Пункт задания
Верните без изменений часть отрывка о просвещении в России: всё, начиная со слов «Но из всего» и вплоть до слов «борьбы с медициной.».

Приведённый отрывок
----

Но из всего этого отнюдь, конечно, не следует, что министерство народного просвещения было право в своей упорной заботе о том, чтобы русский народ как можно медленнее продвигался по путям просвещения. Ведь болезни, страдания и смерть тоже самым тесным образом связаны с религиозной жизнью человечества (быть может, безбожность современной западноевропейской жизни, в особенности в протестантских странах, ни в чем не выражается с такою очевидностью, как в том, что люди начинают думать о смерти лишь с температурой в 40° и что покойников перевозят в часовни и из часовен на кладбище в автомобилях, мало чем отличающихся от машин больших торговых фирм), но от осознания этой связи очень, конечно, далеко до оправдания борьбы с медициной.
Входить глубже в эту сложную проблематику и подробно исследовать вопрос о том, какие пути были открыты царскому правительству для насаждения в России просвещения не враждебного вере, но встречного ей, — я не могу. Для меня важно лишь отметить, что русский народ был вплоть до революции огражден от влияния культуры не только исторически сложившимся убожеством своих хозяйственных форм, но сверх того еще и просветительной политикой власти, стремившейся по своим корыстно-династическим соображениям держать Россию в темноте.

----

Предоставленные данные

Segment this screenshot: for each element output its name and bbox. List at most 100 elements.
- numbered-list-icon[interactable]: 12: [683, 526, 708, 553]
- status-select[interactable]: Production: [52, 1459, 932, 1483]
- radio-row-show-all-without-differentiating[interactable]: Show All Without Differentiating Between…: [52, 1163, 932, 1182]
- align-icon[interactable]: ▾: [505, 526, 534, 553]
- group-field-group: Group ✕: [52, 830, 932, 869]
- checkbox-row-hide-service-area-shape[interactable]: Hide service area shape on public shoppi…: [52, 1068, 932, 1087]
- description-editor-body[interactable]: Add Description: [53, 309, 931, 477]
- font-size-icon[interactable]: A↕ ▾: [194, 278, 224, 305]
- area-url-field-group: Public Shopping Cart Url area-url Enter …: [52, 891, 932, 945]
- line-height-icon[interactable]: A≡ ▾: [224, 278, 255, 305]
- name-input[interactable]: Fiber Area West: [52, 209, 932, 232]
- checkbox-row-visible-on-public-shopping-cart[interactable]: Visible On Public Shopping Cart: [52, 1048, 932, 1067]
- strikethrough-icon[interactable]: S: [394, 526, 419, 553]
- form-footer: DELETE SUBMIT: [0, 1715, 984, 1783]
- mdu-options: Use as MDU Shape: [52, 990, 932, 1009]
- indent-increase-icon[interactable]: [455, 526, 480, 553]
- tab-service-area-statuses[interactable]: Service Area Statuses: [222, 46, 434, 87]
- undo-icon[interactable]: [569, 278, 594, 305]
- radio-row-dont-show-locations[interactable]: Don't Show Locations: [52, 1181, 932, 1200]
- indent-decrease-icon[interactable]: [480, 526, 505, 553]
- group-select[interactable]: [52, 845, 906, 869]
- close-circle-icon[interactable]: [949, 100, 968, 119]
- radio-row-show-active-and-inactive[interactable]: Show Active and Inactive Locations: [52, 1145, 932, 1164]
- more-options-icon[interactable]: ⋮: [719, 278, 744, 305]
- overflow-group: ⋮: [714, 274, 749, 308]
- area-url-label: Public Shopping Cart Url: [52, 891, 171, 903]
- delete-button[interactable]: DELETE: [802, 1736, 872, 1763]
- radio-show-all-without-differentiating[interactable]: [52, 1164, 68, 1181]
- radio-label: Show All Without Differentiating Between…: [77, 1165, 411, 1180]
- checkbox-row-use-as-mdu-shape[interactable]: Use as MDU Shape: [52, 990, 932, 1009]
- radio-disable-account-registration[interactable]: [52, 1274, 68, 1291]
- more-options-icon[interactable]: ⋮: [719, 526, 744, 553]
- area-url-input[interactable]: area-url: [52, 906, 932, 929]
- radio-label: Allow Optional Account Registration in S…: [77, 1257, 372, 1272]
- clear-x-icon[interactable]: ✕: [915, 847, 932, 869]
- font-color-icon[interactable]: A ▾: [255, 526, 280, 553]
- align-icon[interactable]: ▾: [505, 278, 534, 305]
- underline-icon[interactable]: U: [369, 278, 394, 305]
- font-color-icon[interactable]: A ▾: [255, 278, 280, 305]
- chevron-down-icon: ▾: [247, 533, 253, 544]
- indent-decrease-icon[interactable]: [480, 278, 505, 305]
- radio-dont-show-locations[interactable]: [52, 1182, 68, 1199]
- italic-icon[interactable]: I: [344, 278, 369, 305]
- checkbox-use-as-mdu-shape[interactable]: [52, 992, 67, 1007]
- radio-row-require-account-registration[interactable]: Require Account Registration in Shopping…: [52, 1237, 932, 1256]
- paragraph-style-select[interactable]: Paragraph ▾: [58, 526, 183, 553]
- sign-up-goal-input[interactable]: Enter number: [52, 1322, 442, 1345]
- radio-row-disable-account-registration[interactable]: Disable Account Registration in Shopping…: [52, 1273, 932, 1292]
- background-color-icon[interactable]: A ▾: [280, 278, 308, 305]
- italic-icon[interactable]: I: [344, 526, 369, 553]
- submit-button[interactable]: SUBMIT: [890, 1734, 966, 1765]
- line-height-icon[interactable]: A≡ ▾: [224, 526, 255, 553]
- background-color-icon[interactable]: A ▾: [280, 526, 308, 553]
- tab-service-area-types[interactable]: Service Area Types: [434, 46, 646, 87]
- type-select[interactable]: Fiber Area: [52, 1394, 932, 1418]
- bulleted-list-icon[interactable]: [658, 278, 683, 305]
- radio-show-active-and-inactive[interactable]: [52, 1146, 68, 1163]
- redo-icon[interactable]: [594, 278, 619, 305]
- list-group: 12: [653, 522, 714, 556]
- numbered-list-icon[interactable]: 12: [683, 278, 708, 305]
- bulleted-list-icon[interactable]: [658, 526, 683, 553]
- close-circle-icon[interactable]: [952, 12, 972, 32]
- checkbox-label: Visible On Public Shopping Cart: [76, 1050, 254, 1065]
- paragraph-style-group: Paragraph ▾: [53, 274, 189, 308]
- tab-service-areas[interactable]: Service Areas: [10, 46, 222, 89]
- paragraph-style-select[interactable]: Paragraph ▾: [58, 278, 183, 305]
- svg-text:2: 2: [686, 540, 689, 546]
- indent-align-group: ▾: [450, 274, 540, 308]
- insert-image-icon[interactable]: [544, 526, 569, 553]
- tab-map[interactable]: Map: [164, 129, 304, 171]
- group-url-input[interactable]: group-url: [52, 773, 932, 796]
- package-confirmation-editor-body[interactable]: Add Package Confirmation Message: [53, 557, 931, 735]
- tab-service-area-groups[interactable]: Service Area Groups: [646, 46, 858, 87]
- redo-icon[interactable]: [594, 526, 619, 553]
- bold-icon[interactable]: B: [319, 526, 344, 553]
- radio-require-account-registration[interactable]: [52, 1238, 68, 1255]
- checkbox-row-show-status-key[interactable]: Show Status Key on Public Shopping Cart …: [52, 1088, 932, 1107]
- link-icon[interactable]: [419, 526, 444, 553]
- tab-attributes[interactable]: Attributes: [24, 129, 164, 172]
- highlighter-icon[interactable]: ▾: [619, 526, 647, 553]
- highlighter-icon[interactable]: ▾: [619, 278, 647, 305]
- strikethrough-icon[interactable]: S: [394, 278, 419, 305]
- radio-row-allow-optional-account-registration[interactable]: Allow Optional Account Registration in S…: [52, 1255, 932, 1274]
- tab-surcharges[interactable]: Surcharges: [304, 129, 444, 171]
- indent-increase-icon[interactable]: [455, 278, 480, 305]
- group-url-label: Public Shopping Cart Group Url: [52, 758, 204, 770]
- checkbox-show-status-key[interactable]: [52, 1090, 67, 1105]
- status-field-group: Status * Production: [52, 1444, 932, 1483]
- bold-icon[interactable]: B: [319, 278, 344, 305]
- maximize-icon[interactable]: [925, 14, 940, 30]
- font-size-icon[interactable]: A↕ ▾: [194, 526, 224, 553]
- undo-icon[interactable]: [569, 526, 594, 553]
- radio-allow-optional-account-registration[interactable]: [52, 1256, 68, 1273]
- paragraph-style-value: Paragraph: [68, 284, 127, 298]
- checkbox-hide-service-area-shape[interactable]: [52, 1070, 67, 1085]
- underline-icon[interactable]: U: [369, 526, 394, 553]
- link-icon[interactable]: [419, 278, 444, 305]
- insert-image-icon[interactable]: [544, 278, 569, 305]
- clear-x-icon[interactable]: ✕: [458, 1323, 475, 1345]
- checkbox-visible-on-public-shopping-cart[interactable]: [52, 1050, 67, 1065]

----

Результат выполнения
Но из всего этого отнюдь, конечно, не следует, что министерство народного просвещения было право в своей упорной заботе о том, чтобы русский народ как можно медленнее продвигался по путям просвещения. Ведь болезни, страдания и смерть тоже самым тесным образом связаны с религиозной жизнью человечества (быть может, безбожность современной западноевропейской жизни, в особенности в протестантских странах, ни в чем не выражается с такою очевидностью, как в том, что люди начинают думать о смерти лишь с температурой в 40° и что покойников перевозят в часовни и из часовен на кладбище в автомобилях, мало чем отличающихся от машин больших торговых фирм), но от осознания этой связи очень, конечно, далеко до оправдания борьбы с медициной.